[Visual layout records]

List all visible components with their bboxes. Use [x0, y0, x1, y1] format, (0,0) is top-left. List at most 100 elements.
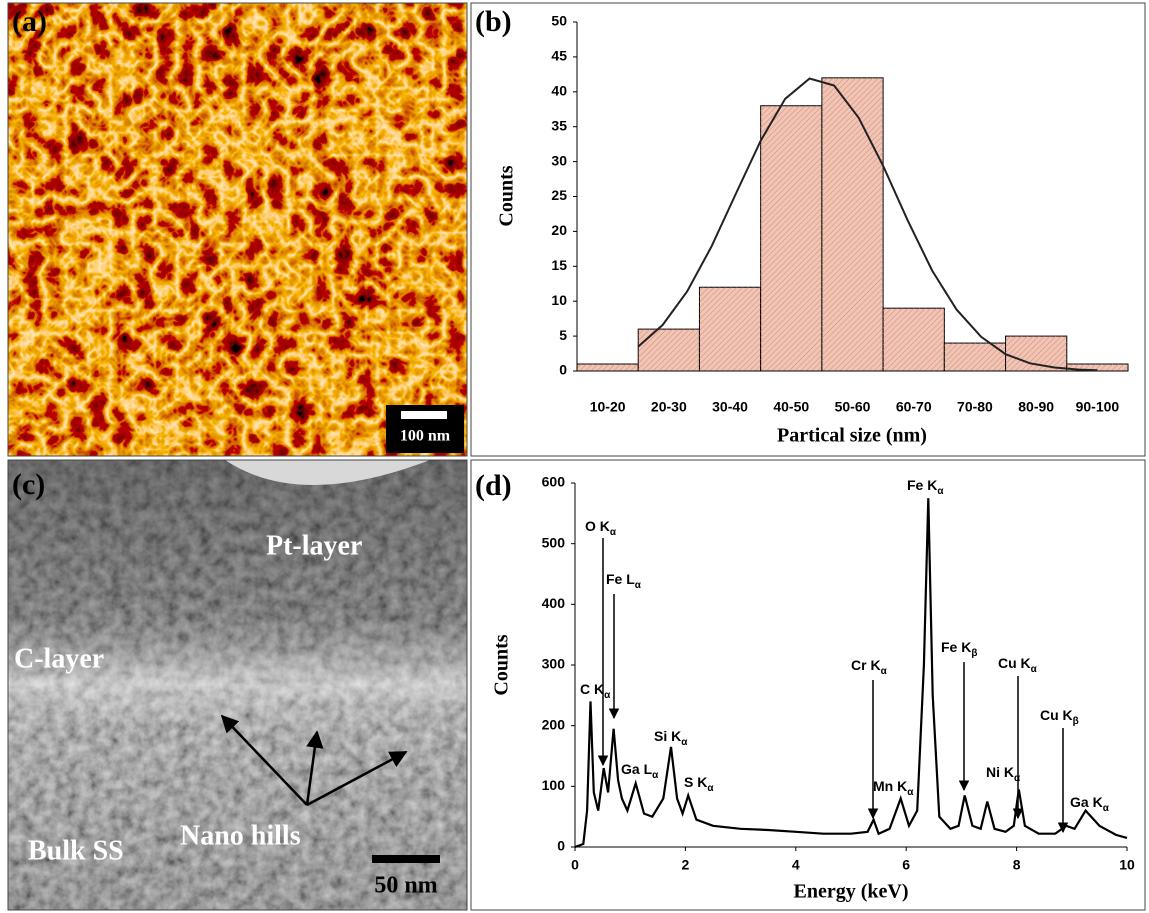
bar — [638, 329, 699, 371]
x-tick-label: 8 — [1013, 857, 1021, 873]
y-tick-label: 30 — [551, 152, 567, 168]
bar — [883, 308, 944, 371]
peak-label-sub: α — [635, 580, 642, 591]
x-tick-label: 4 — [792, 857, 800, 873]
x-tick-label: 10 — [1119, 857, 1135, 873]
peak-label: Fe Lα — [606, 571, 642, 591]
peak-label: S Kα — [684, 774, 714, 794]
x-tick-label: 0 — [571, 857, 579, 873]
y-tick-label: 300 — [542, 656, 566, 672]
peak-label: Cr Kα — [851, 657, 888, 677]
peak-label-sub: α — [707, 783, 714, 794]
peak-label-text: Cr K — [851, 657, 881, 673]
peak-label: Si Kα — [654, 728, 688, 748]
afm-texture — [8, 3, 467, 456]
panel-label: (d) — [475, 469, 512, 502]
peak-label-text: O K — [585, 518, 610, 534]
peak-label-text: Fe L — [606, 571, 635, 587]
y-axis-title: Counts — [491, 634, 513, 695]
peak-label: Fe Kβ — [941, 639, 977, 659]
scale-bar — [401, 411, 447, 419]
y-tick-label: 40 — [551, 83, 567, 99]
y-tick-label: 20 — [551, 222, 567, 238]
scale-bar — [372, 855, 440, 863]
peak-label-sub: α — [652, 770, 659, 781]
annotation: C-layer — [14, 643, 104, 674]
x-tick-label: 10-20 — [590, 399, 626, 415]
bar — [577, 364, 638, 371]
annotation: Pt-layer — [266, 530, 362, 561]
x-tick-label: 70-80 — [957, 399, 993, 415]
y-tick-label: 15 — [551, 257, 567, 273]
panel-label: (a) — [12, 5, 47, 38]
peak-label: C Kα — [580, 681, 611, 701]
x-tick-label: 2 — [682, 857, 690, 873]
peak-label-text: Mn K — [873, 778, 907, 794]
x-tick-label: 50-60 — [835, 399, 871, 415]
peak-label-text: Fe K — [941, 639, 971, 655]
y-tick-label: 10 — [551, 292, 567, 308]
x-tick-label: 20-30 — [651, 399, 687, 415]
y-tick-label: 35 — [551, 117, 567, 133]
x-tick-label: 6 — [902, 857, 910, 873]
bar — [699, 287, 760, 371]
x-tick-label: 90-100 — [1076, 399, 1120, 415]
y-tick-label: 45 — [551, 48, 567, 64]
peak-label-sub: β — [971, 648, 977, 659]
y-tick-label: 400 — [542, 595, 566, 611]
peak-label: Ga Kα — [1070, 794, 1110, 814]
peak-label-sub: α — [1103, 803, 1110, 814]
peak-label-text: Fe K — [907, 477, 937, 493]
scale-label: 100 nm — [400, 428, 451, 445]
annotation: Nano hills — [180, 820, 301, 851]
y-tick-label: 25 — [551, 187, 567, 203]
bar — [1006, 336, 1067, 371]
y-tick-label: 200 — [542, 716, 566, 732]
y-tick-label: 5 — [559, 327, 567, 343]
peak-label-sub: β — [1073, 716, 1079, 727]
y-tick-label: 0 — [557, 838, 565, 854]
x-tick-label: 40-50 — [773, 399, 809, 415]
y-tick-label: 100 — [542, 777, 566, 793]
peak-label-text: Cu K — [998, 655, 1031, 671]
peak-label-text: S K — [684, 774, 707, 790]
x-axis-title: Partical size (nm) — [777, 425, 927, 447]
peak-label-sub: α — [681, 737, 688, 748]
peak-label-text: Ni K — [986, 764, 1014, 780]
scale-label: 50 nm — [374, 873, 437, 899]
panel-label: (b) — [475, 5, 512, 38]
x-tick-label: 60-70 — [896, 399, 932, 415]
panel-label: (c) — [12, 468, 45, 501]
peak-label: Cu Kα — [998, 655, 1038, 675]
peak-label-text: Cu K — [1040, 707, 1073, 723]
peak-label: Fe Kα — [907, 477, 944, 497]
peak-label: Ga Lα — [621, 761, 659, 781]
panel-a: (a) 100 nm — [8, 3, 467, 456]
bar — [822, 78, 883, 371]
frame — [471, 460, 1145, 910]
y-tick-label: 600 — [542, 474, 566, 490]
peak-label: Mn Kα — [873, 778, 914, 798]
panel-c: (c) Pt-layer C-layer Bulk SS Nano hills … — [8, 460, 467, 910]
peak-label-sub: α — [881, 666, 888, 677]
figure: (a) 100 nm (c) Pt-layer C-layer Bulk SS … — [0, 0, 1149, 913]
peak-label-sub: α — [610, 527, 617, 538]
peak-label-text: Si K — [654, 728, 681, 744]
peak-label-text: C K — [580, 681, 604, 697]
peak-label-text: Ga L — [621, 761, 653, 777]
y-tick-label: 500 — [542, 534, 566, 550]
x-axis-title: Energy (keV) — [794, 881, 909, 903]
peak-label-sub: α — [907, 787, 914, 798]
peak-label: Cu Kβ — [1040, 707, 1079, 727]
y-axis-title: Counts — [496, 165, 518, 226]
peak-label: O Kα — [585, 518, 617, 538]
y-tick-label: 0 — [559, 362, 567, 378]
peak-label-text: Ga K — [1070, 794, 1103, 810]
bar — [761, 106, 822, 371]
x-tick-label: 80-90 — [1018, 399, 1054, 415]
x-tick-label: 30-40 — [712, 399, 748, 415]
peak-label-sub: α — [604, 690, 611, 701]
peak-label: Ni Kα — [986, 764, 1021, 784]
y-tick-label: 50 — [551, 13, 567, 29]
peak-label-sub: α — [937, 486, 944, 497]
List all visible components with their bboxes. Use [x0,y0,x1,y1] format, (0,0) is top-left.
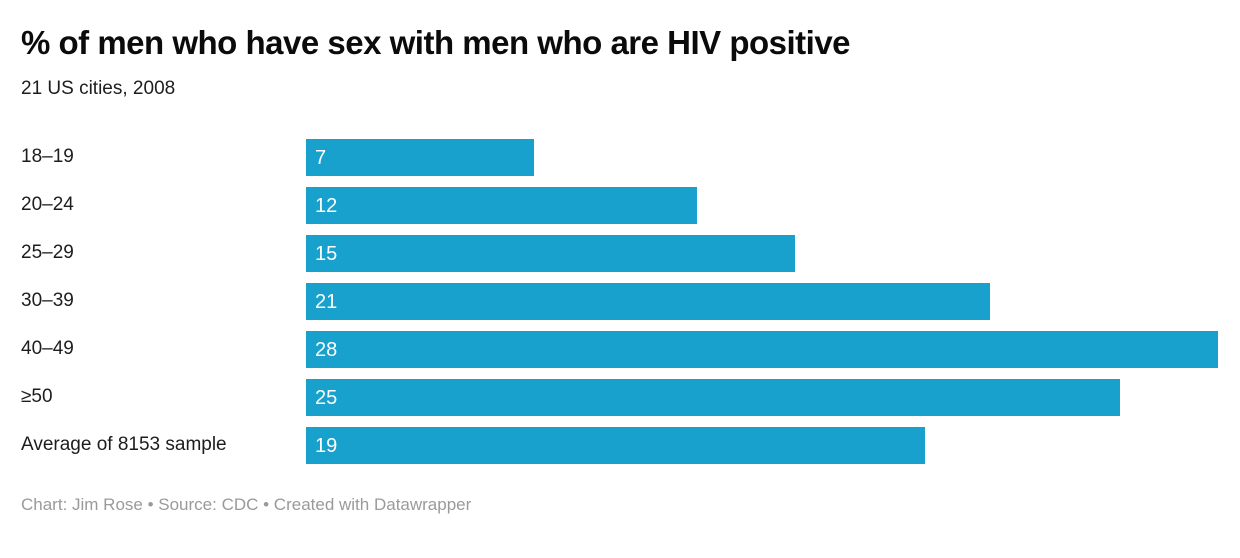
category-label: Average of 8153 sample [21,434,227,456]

## WHAT TO PRODUCE
Pull out each line above that contains the word "List". Copy those lines in full.

## COMPLETED TASK
List all visible components with their bboxes. Use [x0, y0, x1, y1] format, (0,0) is top-left. List at most 100 elements.
List all visible components with their bboxes. Use [x0,y0,x1,y1] format, (0,0) is top-left.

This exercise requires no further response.